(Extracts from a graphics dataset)
Start

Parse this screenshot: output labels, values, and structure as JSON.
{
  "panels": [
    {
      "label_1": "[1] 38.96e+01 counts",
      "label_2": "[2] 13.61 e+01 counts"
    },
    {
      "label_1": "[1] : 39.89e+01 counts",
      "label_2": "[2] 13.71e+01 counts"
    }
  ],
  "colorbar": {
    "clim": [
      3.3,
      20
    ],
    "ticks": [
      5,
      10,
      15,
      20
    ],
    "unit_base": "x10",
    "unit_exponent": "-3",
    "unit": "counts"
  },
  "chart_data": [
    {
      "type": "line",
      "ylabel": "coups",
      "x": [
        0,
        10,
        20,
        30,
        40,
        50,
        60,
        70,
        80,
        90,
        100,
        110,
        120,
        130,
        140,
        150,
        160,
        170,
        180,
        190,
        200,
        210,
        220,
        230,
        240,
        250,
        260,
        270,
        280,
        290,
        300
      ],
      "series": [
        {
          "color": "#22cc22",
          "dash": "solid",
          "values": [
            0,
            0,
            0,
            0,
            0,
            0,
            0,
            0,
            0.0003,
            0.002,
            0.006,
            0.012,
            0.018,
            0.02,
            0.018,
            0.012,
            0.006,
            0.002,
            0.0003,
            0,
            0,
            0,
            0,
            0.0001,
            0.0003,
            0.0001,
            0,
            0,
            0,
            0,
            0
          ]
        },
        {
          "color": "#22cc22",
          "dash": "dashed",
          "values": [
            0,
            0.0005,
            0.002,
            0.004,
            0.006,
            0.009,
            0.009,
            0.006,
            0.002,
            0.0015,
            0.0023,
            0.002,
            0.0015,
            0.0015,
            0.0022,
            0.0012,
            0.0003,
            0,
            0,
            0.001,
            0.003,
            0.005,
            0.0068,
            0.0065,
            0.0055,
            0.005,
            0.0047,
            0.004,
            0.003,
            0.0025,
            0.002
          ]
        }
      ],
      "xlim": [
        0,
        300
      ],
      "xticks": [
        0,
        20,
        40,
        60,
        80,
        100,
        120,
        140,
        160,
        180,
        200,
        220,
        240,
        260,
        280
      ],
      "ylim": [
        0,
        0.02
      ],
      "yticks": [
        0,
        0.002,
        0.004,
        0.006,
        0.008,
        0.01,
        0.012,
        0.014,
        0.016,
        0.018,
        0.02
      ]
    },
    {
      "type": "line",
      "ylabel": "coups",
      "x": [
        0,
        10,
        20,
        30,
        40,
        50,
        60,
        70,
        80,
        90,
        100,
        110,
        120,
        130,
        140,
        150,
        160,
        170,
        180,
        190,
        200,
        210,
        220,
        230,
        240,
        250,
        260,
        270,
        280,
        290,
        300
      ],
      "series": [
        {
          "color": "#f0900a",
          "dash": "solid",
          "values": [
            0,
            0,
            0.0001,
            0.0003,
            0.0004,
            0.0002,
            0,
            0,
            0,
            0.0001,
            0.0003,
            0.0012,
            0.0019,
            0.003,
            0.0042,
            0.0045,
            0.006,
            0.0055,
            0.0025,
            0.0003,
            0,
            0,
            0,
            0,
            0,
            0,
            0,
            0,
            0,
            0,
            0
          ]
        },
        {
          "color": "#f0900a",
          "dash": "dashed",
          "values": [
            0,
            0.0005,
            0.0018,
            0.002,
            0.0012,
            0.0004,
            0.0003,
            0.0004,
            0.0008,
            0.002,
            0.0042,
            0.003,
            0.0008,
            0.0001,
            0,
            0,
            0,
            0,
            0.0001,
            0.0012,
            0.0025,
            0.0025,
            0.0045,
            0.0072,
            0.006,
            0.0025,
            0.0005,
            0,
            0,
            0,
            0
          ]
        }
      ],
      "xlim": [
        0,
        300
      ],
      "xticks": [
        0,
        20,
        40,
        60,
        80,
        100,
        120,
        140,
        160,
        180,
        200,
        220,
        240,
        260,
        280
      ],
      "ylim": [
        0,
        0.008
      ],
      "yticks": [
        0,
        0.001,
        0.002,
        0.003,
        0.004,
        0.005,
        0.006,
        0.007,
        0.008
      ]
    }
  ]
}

End

[Problem details]
The records above should be repeated in full, exactly as given.

[Full solution]
Parse this screenshot: output labels, values, and structure as JSON.
{
  "panels": [
    {
      "label_1": "[1] 38.96e+01 counts",
      "label_2": "[2] 13.61 e+01 counts"
    },
    {
      "label_1": "[1] : 39.89e+01 counts",
      "label_2": "[2] 13.71e+01 counts"
    }
  ],
  "colorbar": {
    "clim": [
      3.3,
      20
    ],
    "ticks": [
      5,
      10,
      15,
      20
    ],
    "unit_base": "x10",
    "unit_exponent": "-3",
    "unit": "counts"
  },
  "chart_data": [
    {
      "type": "line",
      "ylabel": "coups",
      "x": [
        0,
        10,
        20,
        30,
        40,
        50,
        60,
        70,
        80,
        90,
        100,
        110,
        120,
        130,
        140,
        150,
        160,
        170,
        180,
        190,
        200,
        210,
        220,
        230,
        240,
        250,
        260,
        270,
        280,
        290,
        300
      ],
      "series": [
        {
          "color": "#22cc22",
          "dash": "solid",
          "values": [
            0,
            0,
            0,
            0,
            0,
            0,
            0,
            0,
            0.0003,
            0.002,
            0.006,
            0.012,
            0.018,
            0.02,
            0.018,
            0.012,
            0.006,
            0.002,
            0.0003,
            0,
            0,
            0,
            0,
            0.0001,
            0.0003,
            0.0001,
            0,
            0,
            0,
            0,
            0
          ]
        },
        {
          "color": "#22cc22",
          "dash": "dashed",
          "values": [
            0,
            0.0005,
            0.002,
            0.004,
            0.006,
            0.009,
            0.009,
            0.006,
            0.002,
            0.0015,
            0.0023,
            0.002,
            0.0015,
            0.0015,
            0.0022,
            0.0012,
            0.0003,
            0,
            0,
            0.001,
            0.003,
            0.005,
            0.0068,
            0.0065,
            0.0055,
            0.005,
            0.0047,
            0.004,
            0.003,
            0.0025,
            0.002
          ]
        }
      ],
      "xlim": [
        0,
        300
      ],
      "xticks": [
        0,
        20,
        40,
        60,
        80,
        100,
        120,
        140,
        160,
        180,
        200,
        220,
        240,
        260,
        280
      ],
      "ylim": [
        0,
        0.02
      ],
      "yticks": [
        0,
        0.002,
        0.004,
        0.006,
        0.008,
        0.01,
        0.012,
        0.014,
        0.016,
        0.018,
        0.02
      ]
    },
    {
      "type": "line",
      "ylabel": "coups",
      "x": [
        0,
        10,
        20,
        30,
        40,
        50,
        60,
        70,
        80,
        90,
        100,
        110,
        120,
        130,
        140,
        150,
        160,
        170,
        180,
        190,
        200,
        210,
        220,
        230,
        240,
        250,
        260,
        270,
        280,
        290,
        300
      ],
      "series": [
        {
          "color": "#f0900a",
          "dash": "solid",
          "values": [
            0,
            0,
            0.0001,
            0.0003,
            0.0004,
            0.0002,
            0,
            0,
            0,
            0.0001,
            0.0003,
            0.0012,
            0.0019,
            0.003,
            0.0042,
            0.0045,
            0.006,
            0.0055,
            0.0025,
            0.0003,
            0,
            0,
            0,
            0,
            0,
            0,
            0,
            0,
            0,
            0,
            0
          ]
        },
        {
          "color": "#f0900a",
          "dash": "dashed",
          "values": [
            0,
            0.0005,
            0.0018,
            0.002,
            0.0012,
            0.0004,
            0.0003,
            0.0004,
            0.0008,
            0.002,
            0.0042,
            0.003,
            0.0008,
            0.0001,
            0,
            0,
            0,
            0,
            0.0001,
            0.0012,
            0.0025,
            0.0025,
            0.0045,
            0.0072,
            0.006,
            0.0025,
            0.0005,
            0,
            0,
            0,
            0
          ]
        }
      ],
      "xlim": [
        0,
        300
      ],
      "xticks": [
        0,
        20,
        40,
        60,
        80,
        100,
        120,
        140,
        160,
        180,
        200,
        220,
        240,
        260,
        280
      ],
      "ylim": [
        0,
        0.008
      ],
      "yticks": [
        0,
        0.001,
        0.002,
        0.003,
        0.004,
        0.005,
        0.006,
        0.007,
        0.008
      ]
    }
  ]
}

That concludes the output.